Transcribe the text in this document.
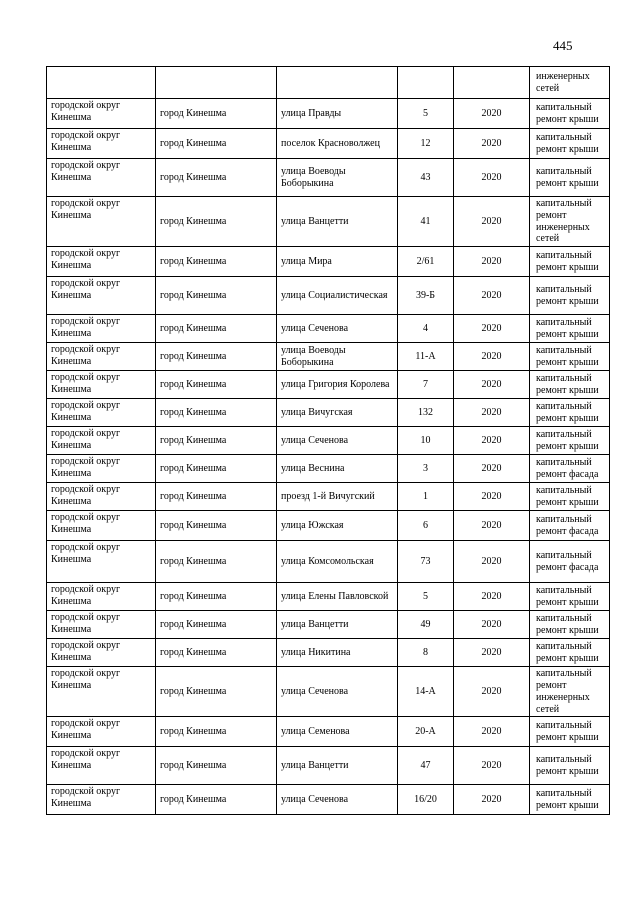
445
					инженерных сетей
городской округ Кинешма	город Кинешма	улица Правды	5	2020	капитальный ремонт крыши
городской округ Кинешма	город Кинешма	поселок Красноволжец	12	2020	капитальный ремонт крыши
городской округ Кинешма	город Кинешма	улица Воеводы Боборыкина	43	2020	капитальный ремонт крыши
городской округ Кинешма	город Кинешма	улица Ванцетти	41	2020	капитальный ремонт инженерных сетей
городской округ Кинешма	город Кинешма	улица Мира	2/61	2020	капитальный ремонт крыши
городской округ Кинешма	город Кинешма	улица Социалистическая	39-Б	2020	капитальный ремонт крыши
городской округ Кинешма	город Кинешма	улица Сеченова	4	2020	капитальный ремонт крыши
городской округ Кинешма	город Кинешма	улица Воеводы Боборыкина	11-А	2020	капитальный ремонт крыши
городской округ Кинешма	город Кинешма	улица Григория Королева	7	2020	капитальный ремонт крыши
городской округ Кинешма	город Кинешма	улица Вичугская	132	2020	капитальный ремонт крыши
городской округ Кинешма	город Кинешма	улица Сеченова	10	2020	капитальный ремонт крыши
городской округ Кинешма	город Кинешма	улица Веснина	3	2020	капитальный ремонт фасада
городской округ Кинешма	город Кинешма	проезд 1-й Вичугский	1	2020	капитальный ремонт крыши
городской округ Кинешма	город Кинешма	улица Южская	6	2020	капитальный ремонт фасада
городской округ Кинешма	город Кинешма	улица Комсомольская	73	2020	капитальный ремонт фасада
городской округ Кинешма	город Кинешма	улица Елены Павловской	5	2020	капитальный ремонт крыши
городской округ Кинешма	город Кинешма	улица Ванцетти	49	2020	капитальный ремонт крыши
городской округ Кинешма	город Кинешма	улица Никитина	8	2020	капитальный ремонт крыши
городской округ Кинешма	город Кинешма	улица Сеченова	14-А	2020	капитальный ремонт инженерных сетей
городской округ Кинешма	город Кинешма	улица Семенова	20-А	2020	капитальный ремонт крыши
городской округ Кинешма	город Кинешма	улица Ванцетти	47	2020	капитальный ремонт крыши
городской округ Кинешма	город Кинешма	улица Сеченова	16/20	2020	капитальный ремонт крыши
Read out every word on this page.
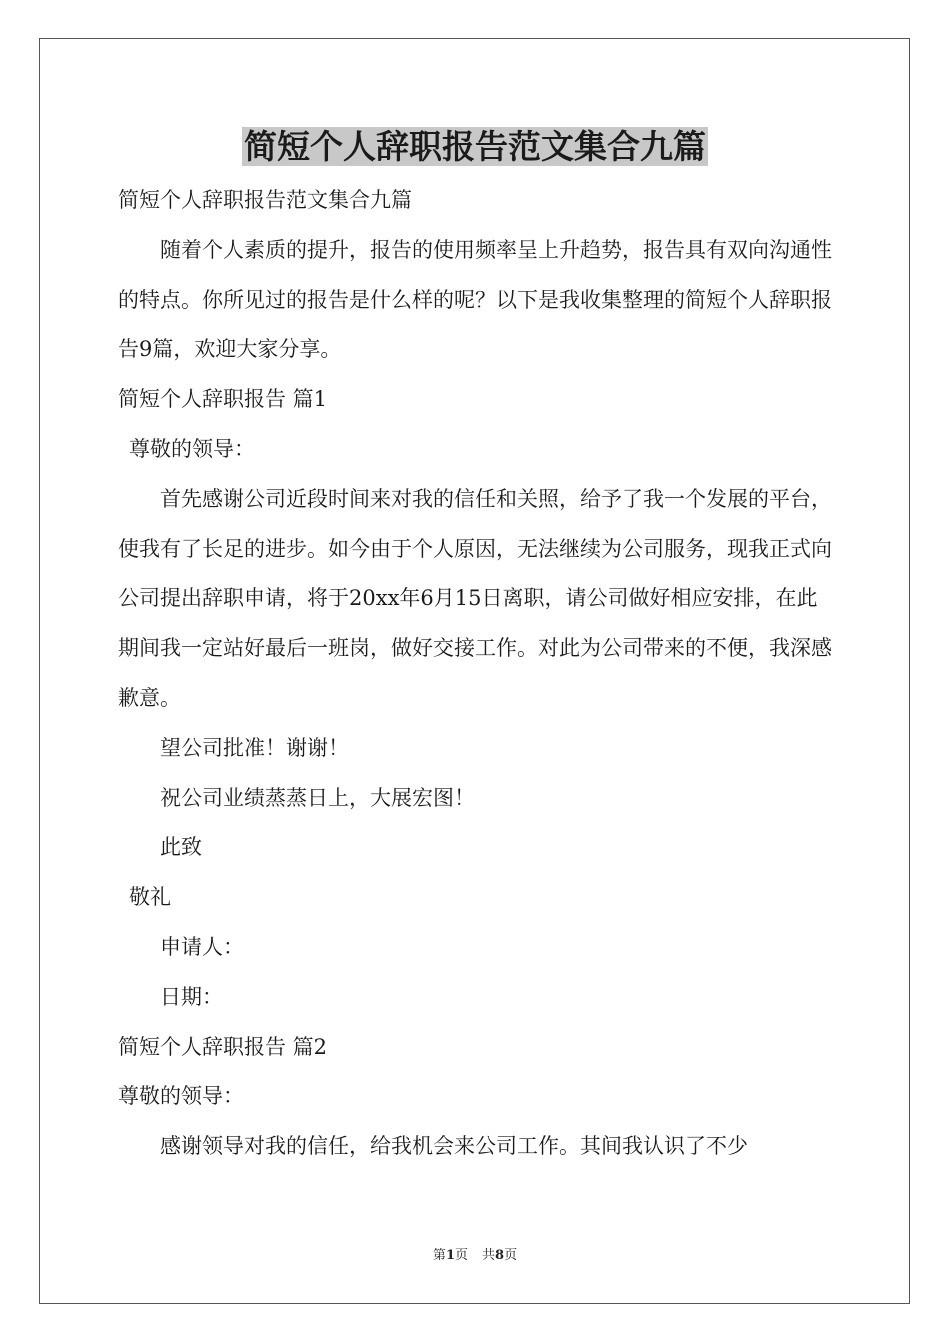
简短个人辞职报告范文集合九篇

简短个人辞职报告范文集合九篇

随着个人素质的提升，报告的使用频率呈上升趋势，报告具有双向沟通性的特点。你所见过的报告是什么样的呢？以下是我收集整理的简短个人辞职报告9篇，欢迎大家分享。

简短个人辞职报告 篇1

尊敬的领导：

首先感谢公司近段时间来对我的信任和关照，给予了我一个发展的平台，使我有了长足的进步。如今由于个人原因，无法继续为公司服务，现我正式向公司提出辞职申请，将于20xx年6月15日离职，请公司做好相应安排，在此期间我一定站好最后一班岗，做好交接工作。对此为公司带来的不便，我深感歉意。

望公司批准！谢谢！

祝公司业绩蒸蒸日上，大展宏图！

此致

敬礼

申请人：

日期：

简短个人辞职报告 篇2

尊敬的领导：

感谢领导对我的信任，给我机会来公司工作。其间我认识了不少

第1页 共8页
——
▶ Work to complete
Copy out each line in the preceding records that contains "this".

▶ Task output
Transcribe the text in this document.
Read out every word on this page.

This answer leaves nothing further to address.